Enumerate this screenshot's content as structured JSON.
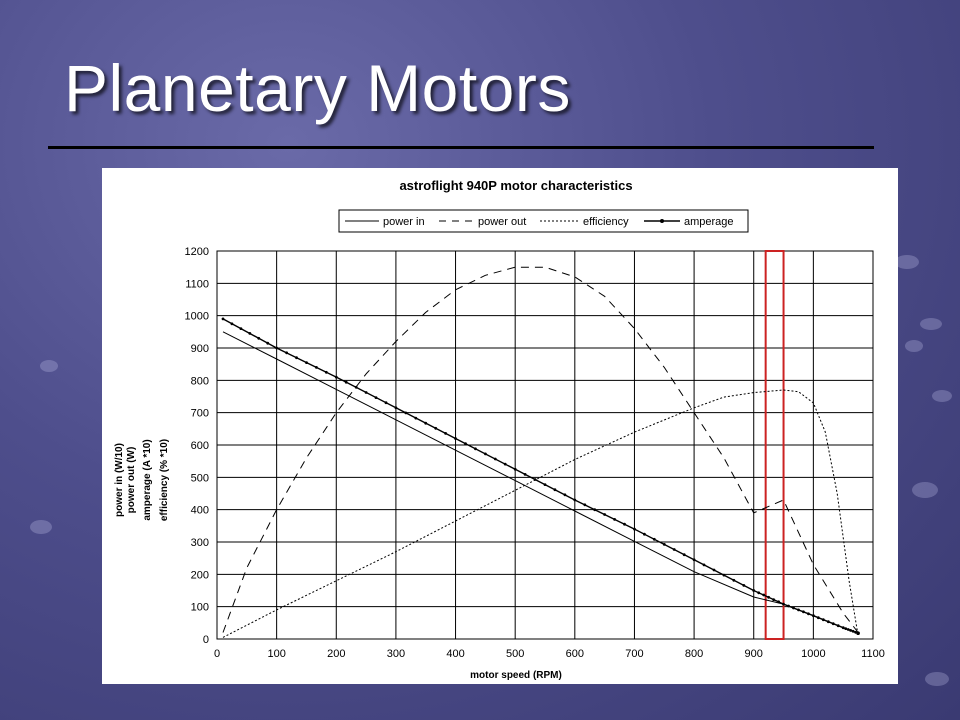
{
  "slide": {
    "title": "Planetary Motors"
  },
  "chart_data": {
    "type": "line",
    "title": "astroflight 940P motor characteristics",
    "xlabel": "motor speed (RPM)",
    "ylabel_lines": [
      "power in (W/10)",
      "power out (W)",
      "amperage (A *10)",
      "efficiency (% *10)"
    ],
    "xlim": [
      0,
      1100
    ],
    "ylim": [
      0,
      1200
    ],
    "xticks": [
      0,
      100,
      200,
      300,
      400,
      500,
      600,
      700,
      800,
      900,
      1000,
      1100
    ],
    "yticks": [
      0,
      100,
      200,
      300,
      400,
      500,
      600,
      700,
      800,
      900,
      1000,
      1100,
      1200
    ],
    "grid": true,
    "legend_position": "top",
    "highlight_range": {
      "x": [
        920,
        950
      ],
      "color": "#cc2222"
    },
    "series": [
      {
        "name": "power in",
        "style": "solid",
        "x": [
          10,
          100,
          200,
          300,
          400,
          500,
          600,
          700,
          800,
          900,
          950,
          1000,
          1050,
          1075
        ],
        "y": [
          950,
          866,
          772,
          678,
          584,
          490,
          396,
          302,
          208,
          130,
          108,
          72,
          35,
          18
        ]
      },
      {
        "name": "power out",
        "style": "longdash",
        "x": [
          10,
          50,
          100,
          150,
          200,
          250,
          300,
          350,
          400,
          450,
          500,
          550,
          600,
          650,
          700,
          750,
          800,
          850,
          900,
          950,
          1000,
          1050,
          1075
        ],
        "y": [
          20,
          220,
          400,
          560,
          700,
          820,
          920,
          1010,
          1080,
          1125,
          1150,
          1150,
          1120,
          1060,
          960,
          840,
          700,
          560,
          390,
          430,
          230,
          80,
          20
        ]
      },
      {
        "name": "efficiency",
        "style": "shortdash",
        "x": [
          10,
          100,
          200,
          300,
          400,
          500,
          600,
          700,
          800,
          850,
          900,
          950,
          975,
          1000,
          1020,
          1040,
          1060,
          1075
        ],
        "y": [
          5,
          90,
          180,
          270,
          365,
          460,
          555,
          640,
          715,
          748,
          762,
          770,
          765,
          730,
          640,
          450,
          180,
          10
        ]
      },
      {
        "name": "amperage",
        "style": "dotted-marker",
        "x": [
          10,
          100,
          200,
          300,
          400,
          500,
          600,
          700,
          800,
          900,
          950,
          1000,
          1050,
          1075
        ],
        "y": [
          990,
          900,
          810,
          715,
          620,
          525,
          430,
          340,
          245,
          150,
          108,
          72,
          35,
          18
        ]
      }
    ]
  }
}
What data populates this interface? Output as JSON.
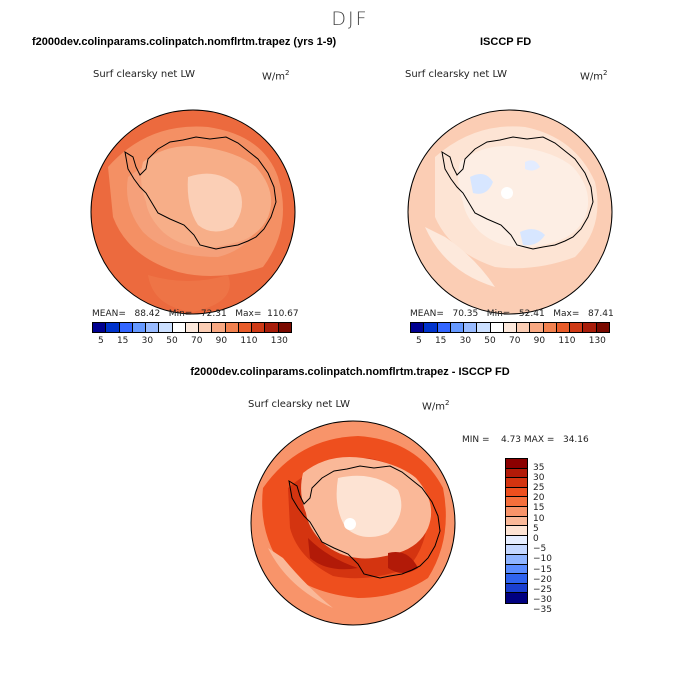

_Short problem_
Reproduce the listing word for word and omit its pictures.

_Exercise output_
Enumerate this screenshot's content as structured JSON.
{
  "slide": {
    "title": "Planetary Motors"
  },
  "chart_data": {
    "type": "line",
    "title": "astroflight 940P motor characteristics",
    "xlabel": "motor speed (RPM)",
    "ylabel_lines": [
      "power in (W/10)",
      "power out (W)",
      "amperage (A *10)",
      "efficiency (% *10)"
    ],
    "xlim": [
      0,
      1100
    ],
    "ylim": [
      0,
      1200
    ],
    "xticks": [
      0,
      100,
      200,
      300,
      400,
      500,
      600,
      700,
      800,
      900,
      1000,
      1100
    ],
    "yticks": [
      0,
      100,
      200,
      300,
      400,
      500,
      600,
      700,
      800,
      900,
      1000,
      1100,
      1200
    ],
    "grid": true,
    "legend_position": "top",
    "highlight_range": {
      "x": [
        920,
        950
      ],
      "color": "#cc2222"
    },
    "series": [
      {
        "name": "power in",
        "style": "solid",
        "x": [
          10,
          100,
          200,
          300,
          400,
          500,
          600,
          700,
          800,
          900,
          950,
          1000,
          1050,
          1075
        ],
        "y": [
          950,
          866,
          772,
          678,
          584,
          490,
          396,
          302,
          208,
          130,
          108,
          72,
          35,
          18
        ]
      },
      {
        "name": "power out",
        "style": "longdash",
        "x": [
          10,
          50,
          100,
          150,
          200,
          250,
          300,
          350,
          400,
          450,
          500,
          550,
          600,
          650,
          700,
          750,
          800,
          850,
          900,
          950,
          1000,
          1050,
          1075
        ],
        "y": [
          20,
          220,
          400,
          560,
          700,
          820,
          920,
          1010,
          1080,
          1125,
          1150,
          1150,
          1120,
          1060,
          960,
          840,
          700,
          560,
          390,
          430,
          230,
          80,
          20
        ]
      },
      {
        "name": "efficiency",
        "style": "shortdash",
        "x": [
          10,
          100,
          200,
          300,
          400,
          500,
          600,
          700,
          800,
          850,
          900,
          950,
          975,
          1000,
          1020,
          1040,
          1060,
          1075
        ],
        "y": [
          5,
          90,
          180,
          270,
          365,
          460,
          555,
          640,
          715,
          748,
          762,
          770,
          765,
          730,
          640,
          450,
          180,
          10
        ]
      },
      {
        "name": "amperage",
        "style": "dotted-marker",
        "x": [
          10,
          100,
          200,
          300,
          400,
          500,
          600,
          700,
          800,
          900,
          950,
          1000,
          1050,
          1075
        ],
        "y": [
          990,
          900,
          810,
          715,
          620,
          525,
          430,
          340,
          245,
          150,
          108,
          72,
          35,
          18
        ]
      }
    ]
  }
}
What data populates this interface? Output as JSON.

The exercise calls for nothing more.